■ **Available data**:
-- START --

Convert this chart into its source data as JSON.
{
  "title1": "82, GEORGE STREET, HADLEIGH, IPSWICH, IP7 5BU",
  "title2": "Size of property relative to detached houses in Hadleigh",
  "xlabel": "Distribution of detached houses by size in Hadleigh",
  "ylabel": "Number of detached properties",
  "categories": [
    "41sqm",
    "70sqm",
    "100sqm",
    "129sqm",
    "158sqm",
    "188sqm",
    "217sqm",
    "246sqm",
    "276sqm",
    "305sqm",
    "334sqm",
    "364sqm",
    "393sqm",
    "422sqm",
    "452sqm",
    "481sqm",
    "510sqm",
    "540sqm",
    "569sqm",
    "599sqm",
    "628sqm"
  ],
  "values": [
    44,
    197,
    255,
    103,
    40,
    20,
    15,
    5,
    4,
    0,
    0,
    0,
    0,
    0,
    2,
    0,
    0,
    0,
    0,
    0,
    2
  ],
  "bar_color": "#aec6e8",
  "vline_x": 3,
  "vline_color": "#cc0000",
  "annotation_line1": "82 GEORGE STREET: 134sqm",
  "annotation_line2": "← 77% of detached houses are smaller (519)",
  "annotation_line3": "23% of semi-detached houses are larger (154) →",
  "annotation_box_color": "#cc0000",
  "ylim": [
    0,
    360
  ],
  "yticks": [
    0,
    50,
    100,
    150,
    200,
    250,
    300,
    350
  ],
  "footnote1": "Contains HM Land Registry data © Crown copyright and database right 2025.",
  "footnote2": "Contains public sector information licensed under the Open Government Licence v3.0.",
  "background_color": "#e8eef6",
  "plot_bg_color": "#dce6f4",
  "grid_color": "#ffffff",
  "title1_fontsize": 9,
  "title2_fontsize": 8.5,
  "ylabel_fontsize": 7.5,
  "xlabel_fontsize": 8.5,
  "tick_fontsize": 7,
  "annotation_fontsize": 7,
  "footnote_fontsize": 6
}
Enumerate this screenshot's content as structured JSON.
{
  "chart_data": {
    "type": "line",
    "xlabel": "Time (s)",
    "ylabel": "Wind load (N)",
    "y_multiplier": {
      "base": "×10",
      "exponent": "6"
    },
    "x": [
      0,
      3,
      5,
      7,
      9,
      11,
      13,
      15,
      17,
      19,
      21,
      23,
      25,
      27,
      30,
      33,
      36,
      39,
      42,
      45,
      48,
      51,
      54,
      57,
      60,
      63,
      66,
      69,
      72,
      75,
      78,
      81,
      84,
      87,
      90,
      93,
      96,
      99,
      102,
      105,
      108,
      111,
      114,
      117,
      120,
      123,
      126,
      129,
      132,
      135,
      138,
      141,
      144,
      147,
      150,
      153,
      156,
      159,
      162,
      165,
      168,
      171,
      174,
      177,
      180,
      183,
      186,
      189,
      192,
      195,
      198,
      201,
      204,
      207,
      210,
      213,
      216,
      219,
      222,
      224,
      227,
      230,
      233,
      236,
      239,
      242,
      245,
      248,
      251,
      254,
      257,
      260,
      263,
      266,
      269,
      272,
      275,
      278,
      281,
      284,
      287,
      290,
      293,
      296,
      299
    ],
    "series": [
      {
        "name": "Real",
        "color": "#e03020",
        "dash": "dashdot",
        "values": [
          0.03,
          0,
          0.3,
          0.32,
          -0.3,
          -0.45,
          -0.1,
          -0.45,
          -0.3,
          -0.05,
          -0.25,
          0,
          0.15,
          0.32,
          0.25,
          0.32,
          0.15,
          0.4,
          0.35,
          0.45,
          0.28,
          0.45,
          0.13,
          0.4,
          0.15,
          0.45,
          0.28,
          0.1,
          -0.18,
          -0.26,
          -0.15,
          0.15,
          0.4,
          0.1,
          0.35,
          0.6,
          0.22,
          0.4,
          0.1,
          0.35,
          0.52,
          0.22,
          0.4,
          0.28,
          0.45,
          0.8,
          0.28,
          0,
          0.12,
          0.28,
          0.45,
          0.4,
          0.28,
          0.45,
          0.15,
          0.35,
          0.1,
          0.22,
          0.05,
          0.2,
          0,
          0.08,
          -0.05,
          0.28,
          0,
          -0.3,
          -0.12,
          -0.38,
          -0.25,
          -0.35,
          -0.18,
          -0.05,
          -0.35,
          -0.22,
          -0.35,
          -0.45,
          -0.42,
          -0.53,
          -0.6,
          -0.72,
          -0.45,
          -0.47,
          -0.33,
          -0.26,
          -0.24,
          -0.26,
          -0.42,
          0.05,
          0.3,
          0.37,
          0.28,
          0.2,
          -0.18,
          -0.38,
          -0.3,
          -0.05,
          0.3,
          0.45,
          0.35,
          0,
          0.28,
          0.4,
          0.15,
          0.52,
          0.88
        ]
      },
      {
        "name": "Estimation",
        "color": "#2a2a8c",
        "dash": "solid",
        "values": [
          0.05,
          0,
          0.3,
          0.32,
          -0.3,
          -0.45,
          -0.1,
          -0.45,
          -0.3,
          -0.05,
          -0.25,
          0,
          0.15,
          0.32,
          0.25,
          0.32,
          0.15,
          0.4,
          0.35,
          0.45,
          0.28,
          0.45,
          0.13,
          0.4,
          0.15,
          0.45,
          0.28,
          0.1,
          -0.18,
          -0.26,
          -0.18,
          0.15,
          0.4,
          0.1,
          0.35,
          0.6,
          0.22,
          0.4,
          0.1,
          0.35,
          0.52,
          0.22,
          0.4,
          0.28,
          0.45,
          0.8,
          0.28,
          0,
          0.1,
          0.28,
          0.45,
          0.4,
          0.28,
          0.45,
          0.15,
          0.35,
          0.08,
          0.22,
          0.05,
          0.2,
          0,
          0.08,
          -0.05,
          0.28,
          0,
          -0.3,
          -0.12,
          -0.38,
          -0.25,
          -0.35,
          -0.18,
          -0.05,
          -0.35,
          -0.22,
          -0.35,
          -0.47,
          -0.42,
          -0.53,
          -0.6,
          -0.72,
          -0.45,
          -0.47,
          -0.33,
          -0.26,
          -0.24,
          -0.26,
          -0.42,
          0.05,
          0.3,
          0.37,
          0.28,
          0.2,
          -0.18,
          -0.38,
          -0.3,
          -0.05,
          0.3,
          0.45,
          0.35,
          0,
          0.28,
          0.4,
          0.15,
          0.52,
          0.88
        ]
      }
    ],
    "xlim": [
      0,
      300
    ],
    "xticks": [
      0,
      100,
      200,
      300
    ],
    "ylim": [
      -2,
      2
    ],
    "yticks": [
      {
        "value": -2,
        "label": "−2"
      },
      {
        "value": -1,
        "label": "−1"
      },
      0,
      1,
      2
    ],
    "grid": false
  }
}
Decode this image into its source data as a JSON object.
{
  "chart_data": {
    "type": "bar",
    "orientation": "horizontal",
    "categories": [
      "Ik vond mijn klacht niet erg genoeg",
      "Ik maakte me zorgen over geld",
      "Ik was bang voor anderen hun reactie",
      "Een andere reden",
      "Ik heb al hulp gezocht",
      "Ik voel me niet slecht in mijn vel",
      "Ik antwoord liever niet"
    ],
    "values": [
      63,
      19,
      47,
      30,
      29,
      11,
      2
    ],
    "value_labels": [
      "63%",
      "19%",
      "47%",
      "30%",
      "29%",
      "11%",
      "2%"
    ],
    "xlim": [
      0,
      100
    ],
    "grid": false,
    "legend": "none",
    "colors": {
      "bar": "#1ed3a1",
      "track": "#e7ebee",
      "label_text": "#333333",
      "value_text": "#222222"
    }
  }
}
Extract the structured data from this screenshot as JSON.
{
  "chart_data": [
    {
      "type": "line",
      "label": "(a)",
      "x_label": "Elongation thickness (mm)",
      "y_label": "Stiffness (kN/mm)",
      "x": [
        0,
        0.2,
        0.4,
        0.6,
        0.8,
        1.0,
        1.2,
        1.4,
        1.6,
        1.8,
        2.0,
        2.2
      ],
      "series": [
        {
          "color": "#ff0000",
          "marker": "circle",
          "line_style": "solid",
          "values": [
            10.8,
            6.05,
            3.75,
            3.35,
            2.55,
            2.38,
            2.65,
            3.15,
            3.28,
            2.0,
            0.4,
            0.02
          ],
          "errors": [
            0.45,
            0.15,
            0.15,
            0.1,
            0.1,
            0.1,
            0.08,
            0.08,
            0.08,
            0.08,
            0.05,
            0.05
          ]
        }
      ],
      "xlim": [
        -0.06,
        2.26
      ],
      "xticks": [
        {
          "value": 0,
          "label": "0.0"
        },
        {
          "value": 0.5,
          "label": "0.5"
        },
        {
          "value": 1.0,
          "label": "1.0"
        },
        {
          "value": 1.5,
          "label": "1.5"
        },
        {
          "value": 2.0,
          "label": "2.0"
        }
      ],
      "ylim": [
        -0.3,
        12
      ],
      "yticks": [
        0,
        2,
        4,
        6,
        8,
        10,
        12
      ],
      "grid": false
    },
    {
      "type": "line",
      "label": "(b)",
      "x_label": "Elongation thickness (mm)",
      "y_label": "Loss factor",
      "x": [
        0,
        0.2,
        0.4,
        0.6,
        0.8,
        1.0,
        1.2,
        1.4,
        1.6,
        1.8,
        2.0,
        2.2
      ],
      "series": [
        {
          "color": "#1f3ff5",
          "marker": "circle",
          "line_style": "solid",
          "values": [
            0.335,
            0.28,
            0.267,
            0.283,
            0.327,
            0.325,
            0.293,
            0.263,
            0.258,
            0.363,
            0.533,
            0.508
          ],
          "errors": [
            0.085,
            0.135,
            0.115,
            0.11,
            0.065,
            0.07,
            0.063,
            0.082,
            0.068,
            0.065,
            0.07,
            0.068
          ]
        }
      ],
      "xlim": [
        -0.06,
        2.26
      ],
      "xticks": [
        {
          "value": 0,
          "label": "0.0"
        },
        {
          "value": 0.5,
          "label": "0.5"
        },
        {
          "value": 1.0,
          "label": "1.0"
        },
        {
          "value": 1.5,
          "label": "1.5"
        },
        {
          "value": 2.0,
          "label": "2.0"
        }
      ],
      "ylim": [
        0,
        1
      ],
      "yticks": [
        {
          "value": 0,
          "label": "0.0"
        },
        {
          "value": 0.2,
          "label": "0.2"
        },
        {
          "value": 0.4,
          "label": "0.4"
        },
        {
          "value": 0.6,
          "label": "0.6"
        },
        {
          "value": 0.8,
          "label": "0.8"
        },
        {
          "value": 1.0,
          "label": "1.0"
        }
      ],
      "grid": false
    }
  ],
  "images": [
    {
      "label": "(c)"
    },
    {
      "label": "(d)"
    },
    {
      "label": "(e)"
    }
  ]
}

-- END --

■ **What this task involves**: Filter out all lines lacking the word "STREET" and copy the rest.

■ **Finished task**:
  "title1": "82, GEORGE STREET, HADLEIGH, IPSWICH, IP7 5BU",
  "annotation_line1": "82 GEORGE STREET: 134sqm",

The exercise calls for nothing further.